# WRITTEN INSTRUCTION:
Each line containing the word "screenshot" needs to be copied.
>> BEGIN RECORDS FOR THE EXERCISE
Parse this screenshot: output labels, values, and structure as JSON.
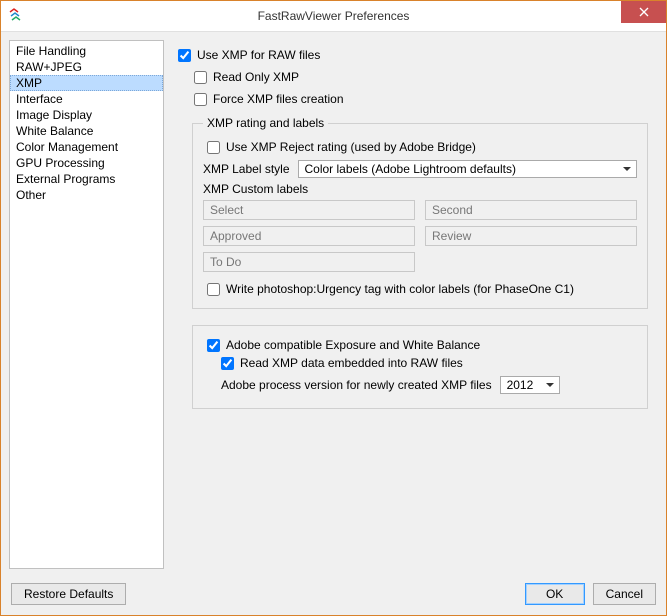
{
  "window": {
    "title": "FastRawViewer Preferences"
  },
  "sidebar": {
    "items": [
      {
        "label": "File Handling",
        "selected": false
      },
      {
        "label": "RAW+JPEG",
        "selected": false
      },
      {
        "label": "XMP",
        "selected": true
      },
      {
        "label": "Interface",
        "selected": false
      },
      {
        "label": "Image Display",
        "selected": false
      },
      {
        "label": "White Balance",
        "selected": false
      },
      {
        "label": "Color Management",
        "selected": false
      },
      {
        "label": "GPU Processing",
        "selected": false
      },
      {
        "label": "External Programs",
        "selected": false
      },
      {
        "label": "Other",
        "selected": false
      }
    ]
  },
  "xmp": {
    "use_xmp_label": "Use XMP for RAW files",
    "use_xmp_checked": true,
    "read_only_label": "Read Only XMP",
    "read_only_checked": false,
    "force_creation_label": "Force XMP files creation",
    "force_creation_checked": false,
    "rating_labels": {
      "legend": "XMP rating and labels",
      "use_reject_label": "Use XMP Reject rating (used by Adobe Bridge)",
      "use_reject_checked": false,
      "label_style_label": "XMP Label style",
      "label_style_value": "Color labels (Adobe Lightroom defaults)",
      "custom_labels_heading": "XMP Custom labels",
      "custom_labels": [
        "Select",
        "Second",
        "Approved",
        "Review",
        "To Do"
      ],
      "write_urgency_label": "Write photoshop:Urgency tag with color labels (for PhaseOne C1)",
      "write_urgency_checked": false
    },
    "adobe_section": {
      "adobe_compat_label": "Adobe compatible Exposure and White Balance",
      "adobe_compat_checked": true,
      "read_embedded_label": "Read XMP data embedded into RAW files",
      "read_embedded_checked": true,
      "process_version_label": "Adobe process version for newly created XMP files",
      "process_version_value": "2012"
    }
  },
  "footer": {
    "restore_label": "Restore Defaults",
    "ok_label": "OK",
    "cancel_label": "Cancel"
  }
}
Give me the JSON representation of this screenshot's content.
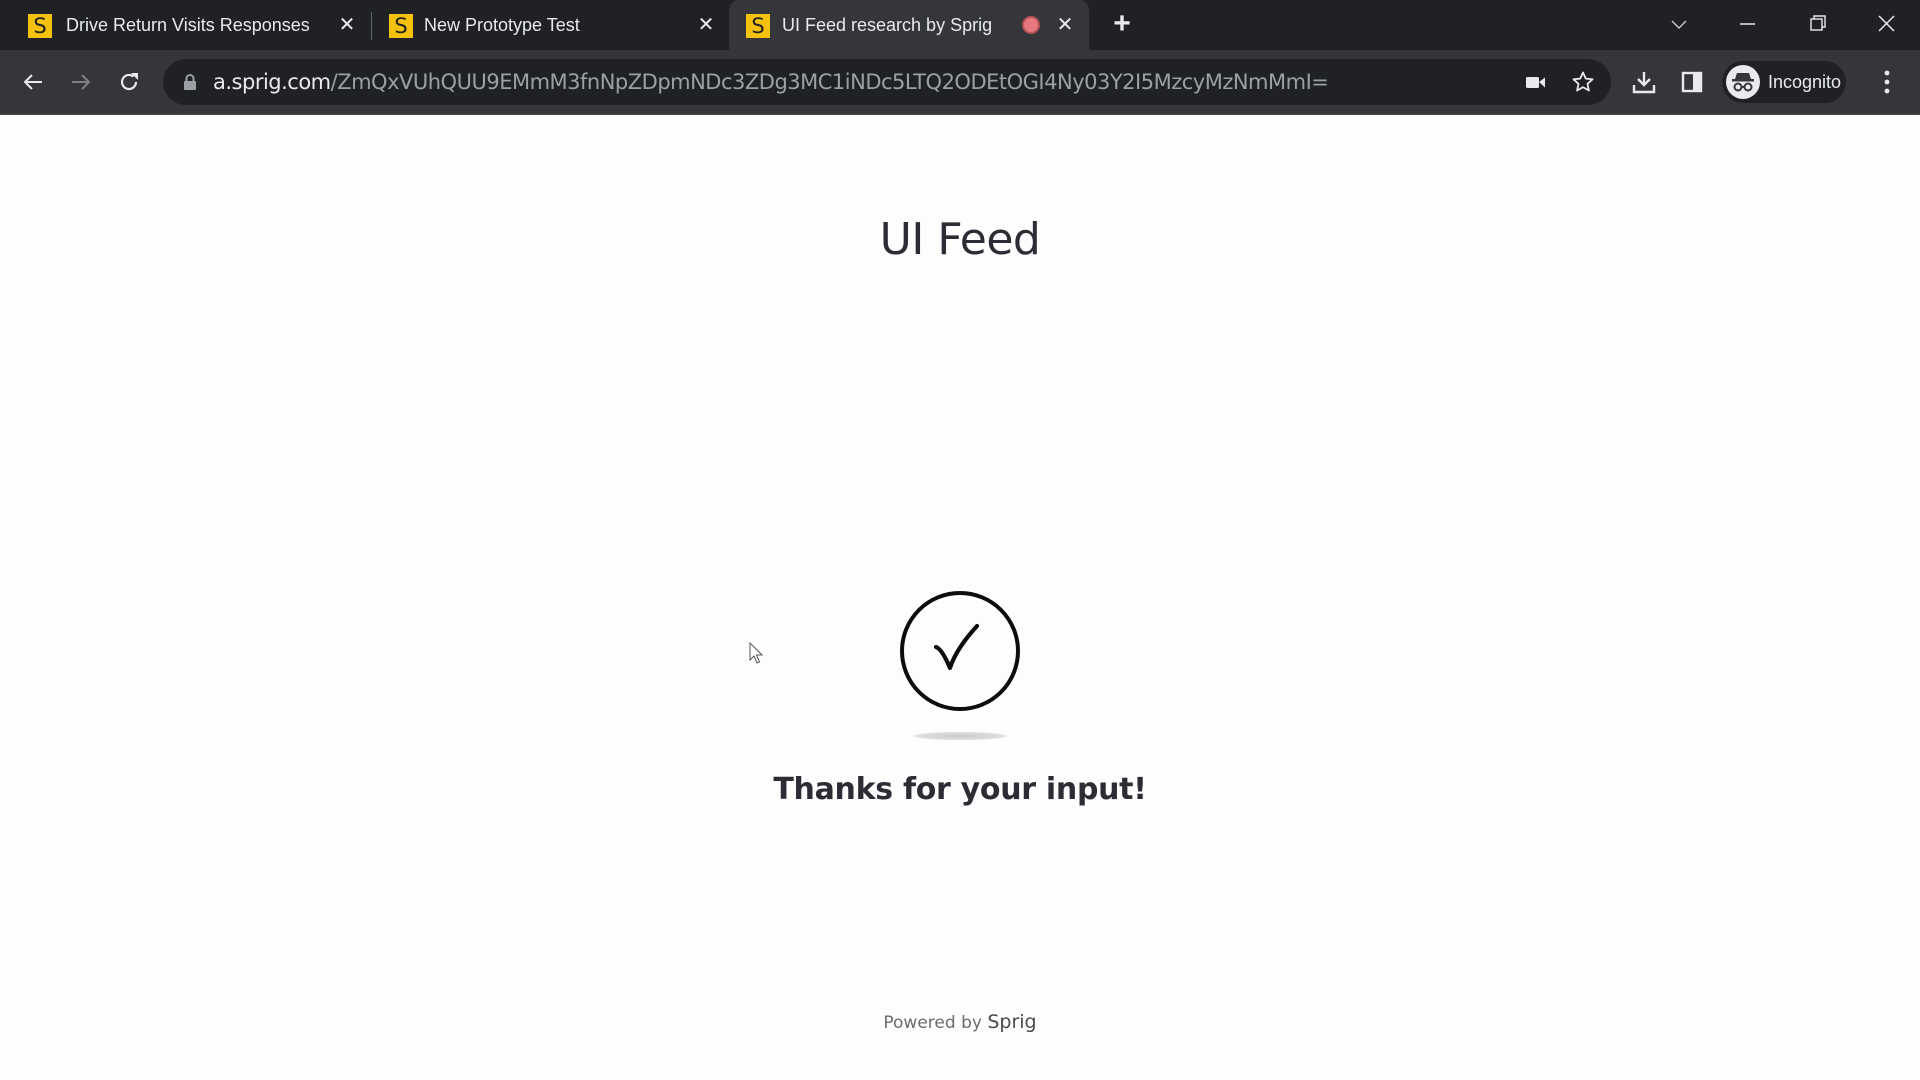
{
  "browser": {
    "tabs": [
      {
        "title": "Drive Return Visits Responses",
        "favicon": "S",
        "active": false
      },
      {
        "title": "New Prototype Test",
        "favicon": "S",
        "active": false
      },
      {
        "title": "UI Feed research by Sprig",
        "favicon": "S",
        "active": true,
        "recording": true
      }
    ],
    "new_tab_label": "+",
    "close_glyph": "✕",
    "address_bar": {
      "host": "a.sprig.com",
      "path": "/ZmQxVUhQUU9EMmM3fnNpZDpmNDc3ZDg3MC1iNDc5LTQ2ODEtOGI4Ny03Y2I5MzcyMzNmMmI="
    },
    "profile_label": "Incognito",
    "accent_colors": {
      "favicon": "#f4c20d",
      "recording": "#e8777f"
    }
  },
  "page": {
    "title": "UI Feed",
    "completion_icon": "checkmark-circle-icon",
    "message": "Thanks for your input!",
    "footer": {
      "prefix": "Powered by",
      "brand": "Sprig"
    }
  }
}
>> END RECORDS FOR THE EXERCISE
# SOLUTION FOR THIS PROBLEM:
Parse this screenshot: output labels, values, and structure as JSON.
Give me the JSON representation of this screenshot's content.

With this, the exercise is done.